Work required: Could you transcribe every record below exactly as written, leaving out any pictures?

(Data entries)
+ + + + +
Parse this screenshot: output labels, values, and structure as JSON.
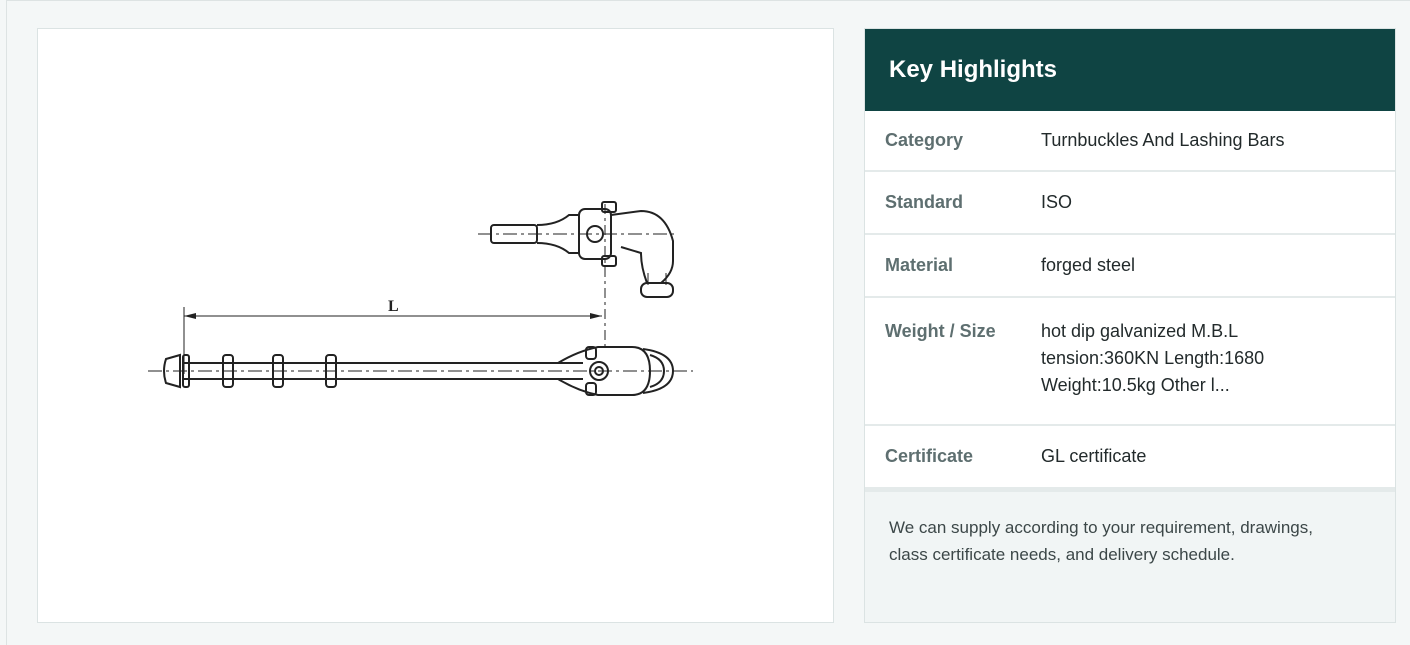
{
  "product_image": {
    "dimension_label": "L"
  },
  "highlights": {
    "title": "Key Highlights",
    "rows": [
      {
        "label": "Category",
        "value": "Turnbuckles And Lashing Bars"
      },
      {
        "label": "Standard",
        "value": "ISO"
      },
      {
        "label": "Material",
        "value": "forged steel"
      },
      {
        "label": "Weight / Size",
        "value": "hot dip galvanized M.B.L tension:360KN Length:1680 Weight:10.5kg Other l..."
      },
      {
        "label": "Certificate",
        "value": "GL certificate"
      }
    ],
    "note": "We can supply according to your requirement, drawings, class certificate needs, and delivery schedule."
  },
  "colors": {
    "header_bg": "#0f4443",
    "page_bg": "#f4f7f7"
  }
}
+ + + + +
Reply:
Parse this screenshot: output labels, values, and structure as JSON.
{
  "product_image": {
    "dimension_label": "L"
  },
  "highlights": {
    "title": "Key Highlights",
    "rows": [
      {
        "label": "Category",
        "value": "Turnbuckles And Lashing Bars"
      },
      {
        "label": "Standard",
        "value": "ISO"
      },
      {
        "label": "Material",
        "value": "forged steel"
      },
      {
        "label": "Weight / Size",
        "value": "hot dip galvanized M.B.L tension:360KN Length:1680 Weight:10.5kg Other l..."
      },
      {
        "label": "Certificate",
        "value": "GL certificate"
      }
    ],
    "note": "We can supply according to your requirement, drawings, class certificate needs, and delivery schedule."
  },
  "colors": {
    "header_bg": "#0f4443",
    "page_bg": "#f4f7f7"
  }
}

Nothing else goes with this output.